### What you are asked to do
Answer these questions from the article on nonprofit blogging:
(a) What kind of surgery do Interplast's volunteer surgeons perform in Third World countries?
(b) What two positions does Marnie Webb hold at TechSoup?
(c) In what city are Matthew and Jessica Flannery based?

### Excerpt
● ● ● ●

Nonprofits have glommed onto blogging to remind supporters of their mission and keep them up to date of their latest accomplishments.
Blogging along with podcasting, RSS and tagging are tools referred to as social technology for their ability to create a community among the users and the sponsoring organization. Nonprofits find they transform their relationship with their supporters.
One of the most remarkable examples of blogging locally is the site of Mountain View nonprofit Interplast, which deploys plastic surgeons who contribute their time to do reconstructive surgery in Third World countries. Its site presents blogs of its surgeons' latest accomplishments in each venue. Every surgery is accompanied by before-and-after pictures as well as the patient's history.
Few could forget the situation of 17-year-old Sufia, who was left with only four fingers after her husband and brother-in-law attempted to burn her to death. Yet the Interplast doctors brought her remaining fingers back to almost full functioning, and the tale is there to see onwww.interplast.org.
Chief Executive Susan Hayes said blogging on Interplast's site "certainly created awareness of what we're doing. We got 20,000 hits last year" for the site that was launched in January 2005. The nonprofit is currently firming up plans to initiate tagging
Blogging has made a lot of sense for nonprofits, said Marnie Webb, TechSoup vice president and chief knowledge officer. It helps them keep in touch with their constituency and their donors without having to make "a huge annual appeal and re-explain themselves to you once a year because they've been creating content intermittently and updating you about their work," she said.
San Francisco-based TechSoup, a project of nonprofit CompuMentor, offers free online resources for nonprofits for their technology needs.
The concept of microlending, advancing small sums to entrepreneurs in impoverished countries so that they can start a tiny business, has gained much credibility in the last decade at least. But now that Third World countries have access to the Internet and computers, microlending has gone online also in the form of Kiva. Palo Alto-based Matthew and Jessica Flannery partner with various microlending organizations that operate in Kenya, Uganda, Tanzania, Senegal, Gaza, Bulgaria, Honduras and Nicaragua. Those organizations' loan officers report on their work with entrepreneurs by blogging on Kiva's Web site, http://www.kiva.org. Interested lenders can thereby see the prodigious work a $25 loan can do for a seamstress or farmer.

● ● ● ●

### Source information
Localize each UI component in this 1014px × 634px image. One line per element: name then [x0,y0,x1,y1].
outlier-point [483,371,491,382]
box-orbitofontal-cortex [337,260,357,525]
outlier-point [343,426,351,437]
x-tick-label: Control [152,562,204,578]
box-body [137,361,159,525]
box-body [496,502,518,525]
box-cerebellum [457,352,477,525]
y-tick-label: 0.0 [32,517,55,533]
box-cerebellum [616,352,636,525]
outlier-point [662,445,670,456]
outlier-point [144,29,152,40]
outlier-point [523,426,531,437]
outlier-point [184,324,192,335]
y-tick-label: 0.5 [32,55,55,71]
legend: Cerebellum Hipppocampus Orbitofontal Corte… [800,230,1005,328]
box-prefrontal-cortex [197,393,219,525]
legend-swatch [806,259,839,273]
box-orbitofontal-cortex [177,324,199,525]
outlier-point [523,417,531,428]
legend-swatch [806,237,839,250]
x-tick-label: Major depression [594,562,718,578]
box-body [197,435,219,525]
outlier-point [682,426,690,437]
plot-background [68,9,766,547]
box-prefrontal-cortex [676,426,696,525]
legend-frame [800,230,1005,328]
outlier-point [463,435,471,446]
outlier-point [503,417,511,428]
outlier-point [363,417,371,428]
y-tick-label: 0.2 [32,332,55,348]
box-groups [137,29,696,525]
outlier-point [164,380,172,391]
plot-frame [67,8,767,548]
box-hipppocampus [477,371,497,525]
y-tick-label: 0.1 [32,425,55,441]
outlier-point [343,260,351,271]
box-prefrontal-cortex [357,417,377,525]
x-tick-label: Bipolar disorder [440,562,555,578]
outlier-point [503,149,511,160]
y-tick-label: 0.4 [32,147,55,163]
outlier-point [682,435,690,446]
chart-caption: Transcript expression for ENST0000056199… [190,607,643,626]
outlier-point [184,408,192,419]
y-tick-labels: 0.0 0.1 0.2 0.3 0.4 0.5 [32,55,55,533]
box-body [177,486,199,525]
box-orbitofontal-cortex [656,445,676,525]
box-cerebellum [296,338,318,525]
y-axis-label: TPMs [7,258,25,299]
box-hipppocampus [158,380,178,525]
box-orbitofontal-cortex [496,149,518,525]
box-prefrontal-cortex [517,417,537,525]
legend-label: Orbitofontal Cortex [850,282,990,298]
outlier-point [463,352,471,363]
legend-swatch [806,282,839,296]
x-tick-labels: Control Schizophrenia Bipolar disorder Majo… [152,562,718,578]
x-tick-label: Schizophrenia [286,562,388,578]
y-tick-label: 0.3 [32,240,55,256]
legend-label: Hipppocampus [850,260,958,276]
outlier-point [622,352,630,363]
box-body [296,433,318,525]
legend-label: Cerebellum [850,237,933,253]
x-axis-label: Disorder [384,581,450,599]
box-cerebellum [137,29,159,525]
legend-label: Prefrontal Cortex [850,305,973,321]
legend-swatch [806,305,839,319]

● ● ● ●

### Exercise output
(a) Reconstructive surgery.
(b) Vice president and chief knowledge officer.
(c) Palo Alto.